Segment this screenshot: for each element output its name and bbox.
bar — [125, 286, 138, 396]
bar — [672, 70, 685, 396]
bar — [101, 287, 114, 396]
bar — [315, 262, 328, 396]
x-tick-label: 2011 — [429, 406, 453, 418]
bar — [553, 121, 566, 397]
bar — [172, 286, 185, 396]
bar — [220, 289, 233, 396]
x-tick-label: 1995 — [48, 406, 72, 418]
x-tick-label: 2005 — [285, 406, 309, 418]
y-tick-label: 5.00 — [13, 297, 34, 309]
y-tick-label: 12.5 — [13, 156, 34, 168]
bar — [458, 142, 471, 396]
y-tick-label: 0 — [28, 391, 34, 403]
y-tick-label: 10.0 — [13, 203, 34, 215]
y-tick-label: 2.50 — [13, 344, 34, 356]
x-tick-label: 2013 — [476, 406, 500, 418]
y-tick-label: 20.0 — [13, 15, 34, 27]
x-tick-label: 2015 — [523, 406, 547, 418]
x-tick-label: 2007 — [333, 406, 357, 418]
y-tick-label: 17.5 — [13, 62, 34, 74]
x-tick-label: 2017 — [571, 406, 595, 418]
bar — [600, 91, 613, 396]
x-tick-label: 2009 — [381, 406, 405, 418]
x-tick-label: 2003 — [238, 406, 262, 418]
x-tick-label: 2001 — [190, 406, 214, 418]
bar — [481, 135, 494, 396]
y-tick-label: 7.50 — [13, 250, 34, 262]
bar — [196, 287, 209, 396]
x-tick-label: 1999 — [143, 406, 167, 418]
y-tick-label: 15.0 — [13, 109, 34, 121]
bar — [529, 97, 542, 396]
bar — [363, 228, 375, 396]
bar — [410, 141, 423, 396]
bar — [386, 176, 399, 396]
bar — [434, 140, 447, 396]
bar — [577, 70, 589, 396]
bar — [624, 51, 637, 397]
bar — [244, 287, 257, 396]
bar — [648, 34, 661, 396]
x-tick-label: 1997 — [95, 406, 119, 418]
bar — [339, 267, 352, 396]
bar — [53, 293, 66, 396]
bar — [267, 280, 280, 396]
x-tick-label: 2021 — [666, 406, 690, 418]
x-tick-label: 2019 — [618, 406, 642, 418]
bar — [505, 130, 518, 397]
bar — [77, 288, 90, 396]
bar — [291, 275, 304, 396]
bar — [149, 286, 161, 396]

○ ○ ○ ○ ○ ○ ○

Brief: Copy out the lines above, putting "x-axis label" everywhere "x-tick-label" appears and leaving everything else the same.

Correct output:
Segment this screenshot: for each element output its name and bbox.
bar — [125, 286, 138, 396]
bar — [672, 70, 685, 396]
bar — [101, 287, 114, 396]
bar — [315, 262, 328, 396]
x-axis label: 2011 — [429, 406, 453, 418]
bar — [553, 121, 566, 397]
bar — [172, 286, 185, 396]
bar — [220, 289, 233, 396]
x-axis label: 1995 — [48, 406, 72, 418]
x-axis label: 2005 — [285, 406, 309, 418]
y-tick-label: 5.00 — [13, 297, 34, 309]
y-tick-label: 12.5 — [13, 156, 34, 168]
bar — [458, 142, 471, 396]
y-tick-label: 0 — [28, 391, 34, 403]
y-tick-label: 10.0 — [13, 203, 34, 215]
y-tick-label: 2.50 — [13, 344, 34, 356]
x-axis label: 2013 — [476, 406, 500, 418]
y-tick-label: 20.0 — [13, 15, 34, 27]
x-axis label: 2015 — [523, 406, 547, 418]
x-axis label: 2007 — [333, 406, 357, 418]
y-tick-label: 17.5 — [13, 62, 34, 74]
x-axis label: 2017 — [571, 406, 595, 418]
bar — [600, 91, 613, 396]
x-axis label: 2009 — [381, 406, 405, 418]
x-axis label: 2003 — [238, 406, 262, 418]
x-axis label: 2001 — [190, 406, 214, 418]
bar — [481, 135, 494, 396]
y-tick-label: 7.50 — [13, 250, 34, 262]
bar — [196, 287, 209, 396]
x-axis label: 1999 — [143, 406, 167, 418]
y-tick-label: 15.0 — [13, 109, 34, 121]
bar — [529, 97, 542, 396]
bar — [363, 228, 375, 396]
bar — [410, 141, 423, 396]
bar — [386, 176, 399, 396]
bar — [434, 140, 447, 396]
bar — [577, 70, 589, 396]
bar — [624, 51, 637, 397]
bar — [244, 287, 257, 396]
bar — [648, 34, 661, 396]
x-axis label: 1997 — [95, 406, 119, 418]
bar — [339, 267, 352, 396]
bar — [53, 293, 66, 396]
bar — [267, 280, 280, 396]
x-axis label: 2021 — [666, 406, 690, 418]
x-axis label: 2019 — [618, 406, 642, 418]
bar — [505, 130, 518, 397]
bar — [77, 288, 90, 396]
bar — [291, 275, 304, 396]
bar — [149, 286, 161, 396]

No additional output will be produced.